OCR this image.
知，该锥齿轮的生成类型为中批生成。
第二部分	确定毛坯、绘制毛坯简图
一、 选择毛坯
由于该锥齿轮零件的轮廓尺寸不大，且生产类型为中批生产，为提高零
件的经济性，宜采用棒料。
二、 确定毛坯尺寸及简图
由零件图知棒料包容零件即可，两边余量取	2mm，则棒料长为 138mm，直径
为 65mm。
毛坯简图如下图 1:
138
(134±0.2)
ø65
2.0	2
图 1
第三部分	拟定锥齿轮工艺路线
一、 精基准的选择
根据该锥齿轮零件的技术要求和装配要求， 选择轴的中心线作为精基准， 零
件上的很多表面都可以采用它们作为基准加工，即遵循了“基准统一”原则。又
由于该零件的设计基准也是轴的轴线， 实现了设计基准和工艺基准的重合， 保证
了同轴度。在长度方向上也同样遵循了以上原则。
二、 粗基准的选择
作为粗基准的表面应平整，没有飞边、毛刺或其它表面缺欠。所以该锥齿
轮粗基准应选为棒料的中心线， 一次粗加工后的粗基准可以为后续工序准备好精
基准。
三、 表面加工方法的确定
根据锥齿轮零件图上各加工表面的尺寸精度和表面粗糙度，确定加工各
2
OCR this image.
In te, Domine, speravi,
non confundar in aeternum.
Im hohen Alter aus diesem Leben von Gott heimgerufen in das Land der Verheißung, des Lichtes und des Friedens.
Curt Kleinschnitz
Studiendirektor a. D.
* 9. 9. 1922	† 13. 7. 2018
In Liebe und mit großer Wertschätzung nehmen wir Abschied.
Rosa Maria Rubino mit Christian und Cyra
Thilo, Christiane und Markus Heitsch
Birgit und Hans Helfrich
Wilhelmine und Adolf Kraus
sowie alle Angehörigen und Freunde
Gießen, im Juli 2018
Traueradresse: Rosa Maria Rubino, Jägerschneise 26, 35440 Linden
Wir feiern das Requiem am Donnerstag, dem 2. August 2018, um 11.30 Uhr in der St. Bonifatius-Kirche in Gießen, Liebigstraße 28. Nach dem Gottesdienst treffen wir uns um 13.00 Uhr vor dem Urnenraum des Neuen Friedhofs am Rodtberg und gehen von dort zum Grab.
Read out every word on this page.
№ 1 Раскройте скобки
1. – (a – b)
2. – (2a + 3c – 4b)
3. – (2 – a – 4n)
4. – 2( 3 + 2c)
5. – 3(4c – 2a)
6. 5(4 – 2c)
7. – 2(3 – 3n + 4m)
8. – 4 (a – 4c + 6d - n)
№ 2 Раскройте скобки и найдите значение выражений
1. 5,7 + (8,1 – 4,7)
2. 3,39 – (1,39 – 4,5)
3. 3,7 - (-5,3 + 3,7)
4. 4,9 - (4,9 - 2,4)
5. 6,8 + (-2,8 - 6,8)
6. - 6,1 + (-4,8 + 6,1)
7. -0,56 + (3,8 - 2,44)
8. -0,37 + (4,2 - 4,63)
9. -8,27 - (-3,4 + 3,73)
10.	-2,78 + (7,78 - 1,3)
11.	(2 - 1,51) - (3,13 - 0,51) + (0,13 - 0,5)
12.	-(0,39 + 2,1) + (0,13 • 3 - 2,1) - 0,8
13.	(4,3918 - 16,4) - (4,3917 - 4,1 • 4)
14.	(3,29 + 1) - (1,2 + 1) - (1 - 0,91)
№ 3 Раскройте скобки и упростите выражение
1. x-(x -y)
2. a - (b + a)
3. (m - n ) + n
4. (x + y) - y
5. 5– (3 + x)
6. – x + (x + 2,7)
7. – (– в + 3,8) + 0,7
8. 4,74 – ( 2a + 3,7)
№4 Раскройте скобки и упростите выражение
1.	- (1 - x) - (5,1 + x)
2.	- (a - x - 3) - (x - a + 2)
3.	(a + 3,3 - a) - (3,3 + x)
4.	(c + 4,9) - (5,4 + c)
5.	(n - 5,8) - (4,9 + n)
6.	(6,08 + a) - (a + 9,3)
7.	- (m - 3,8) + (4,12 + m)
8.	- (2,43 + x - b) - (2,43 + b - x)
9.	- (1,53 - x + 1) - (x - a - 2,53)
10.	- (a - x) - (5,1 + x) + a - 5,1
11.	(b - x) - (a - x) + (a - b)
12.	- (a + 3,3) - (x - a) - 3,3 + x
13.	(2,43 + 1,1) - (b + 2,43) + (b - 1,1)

======

#### [TASK DETAILS]
From the records above, extract every line exactly as it stands.

#### [RESULT]
OCR this image.
知，该锥齿轮的生成类型为中批生成。
第二部分	确定毛坯、绘制毛坯简图
一、 选择毛坯
由于该锥齿轮零件的轮廓尺寸不大，且生产类型为中批生产，为提高零
件的经济性，宜采用棒料。
二、 确定毛坯尺寸及简图
由零件图知棒料包容零件即可，两边余量取	2mm，则棒料长为 138mm，直径
为 65mm。
毛坯简图如下图 1:
138
(134±0.2)
ø65
2.0	2
图 1
第三部分	拟定锥齿轮工艺路线
一、 精基准的选择
根据该锥齿轮零件的技术要求和装配要求， 选择轴的中心线作为精基准， 零
件上的很多表面都可以采用它们作为基准加工，即遵循了“基准统一”原则。又
由于该零件的设计基准也是轴的轴线， 实现了设计基准和工艺基准的重合， 保证
了同轴度。在长度方向上也同样遵循了以上原则。
二、 粗基准的选择
作为粗基准的表面应平整，没有飞边、毛刺或其它表面缺欠。所以该锥齿
轮粗基准应选为棒料的中心线， 一次粗加工后的粗基准可以为后续工序准备好精
基准。
三、 表面加工方法的确定
根据锥齿轮零件图上各加工表面的尺寸精度和表面粗糙度，确定加工各
2
OCR this image.
In te, Domine, speravi,
non confundar in aeternum.
Im hohen Alter aus diesem Leben von Gott heimgerufen in das Land der Verheißung, des Lichtes und des Friedens.
Curt Kleinschnitz
Studiendirektor a. D.
* 9. 9. 1922	† 13. 7. 2018
In Liebe und mit großer Wertschätzung nehmen wir Abschied.
Rosa Maria Rubino mit Christian und Cyra
Thilo, Christiane und Markus Heitsch
Birgit und Hans Helfrich
Wilhelmine und Adolf Kraus
sowie alle Angehörigen und Freunde
Gießen, im Juli 2018
Traueradresse: Rosa Maria Rubino, Jägerschneise 26, 35440 Linden
Wir feiern das Requiem am Donnerstag, dem 2. August 2018, um 11.30 Uhr in der St. Bonifatius-Kirche in Gießen, Liebigstraße 28. Nach dem Gottesdienst treffen wir uns um 13.00 Uhr vor dem Urnenraum des Neuen Friedhofs am Rodtberg und gehen von dort zum Grab.
Read out every word on this page.
№ 1 Раскройте скобки
1. – (a – b)
2. – (2a + 3c – 4b)
3. – (2 – a – 4n)
4. – 2( 3 + 2c)
5. – 3(4c – 2a)
6. 5(4 – 2c)
7. – 2(3 – 3n + 4m)
8. – 4 (a – 4c + 6d - n)
№ 2 Раскройте скобки и найдите значение выражений
1. 5,7 + (8,1 – 4,7)
2. 3,39 – (1,39 – 4,5)
3. 3,7 - (-5,3 + 3,7)
4. 4,9 - (4,9 - 2,4)
5. 6,8 + (-2,8 - 6,8)
6. - 6,1 + (-4,8 + 6,1)
7. -0,56 + (3,8 - 2,44)
8. -0,37 + (4,2 - 4,63)
9. -8,27 - (-3,4 + 3,73)
10.	-2,78 + (7,78 - 1,3)
11.	(2 - 1,51) - (3,13 - 0,51) + (0,13 - 0,5)
12.	-(0,39 + 2,1) + (0,13 • 3 - 2,1) - 0,8
13.	(4,3918 - 16,4) - (4,3917 - 4,1 • 4)
14.	(3,29 + 1) - (1,2 + 1) - (1 - 0,91)
№ 3 Раскройте скобки и упростите выражение
1. x-(x -y)
2. a - (b + a)
3. (m - n ) + n
4. (x + y) - y
5. 5– (3 + x)
6. – x + (x + 2,7)
7. – (– в + 3,8) + 0,7
8. 4,74 – ( 2a + 3,7)
№4 Раскройте скобки и упростите выражение
1.	- (1 - x) - (5,1 + x)
2.	- (a - x - 3) - (x - a + 2)
3.	(a + 3,3 - a) - (3,3 + x)
4.	(c + 4,9) - (5,4 + c)
5.	(n - 5,8) - (4,9 + n)
6.	(6,08 + a) - (a + 9,3)
7.	- (m - 3,8) + (4,12 + m)
8.	- (2,43 + x - b) - (2,43 + b - x)
9.	- (1,53 - x + 1) - (x - a - 2,53)
10.	- (a - x) - (5,1 + x) + a - 5,1
11.	(b - x) - (a - x) + (a - b)
12.	- (a + 3,3) - (x - a) - 3,3 + x
13.	(2,43 + 1,1) - (b + 2,43) + (b - 1,1)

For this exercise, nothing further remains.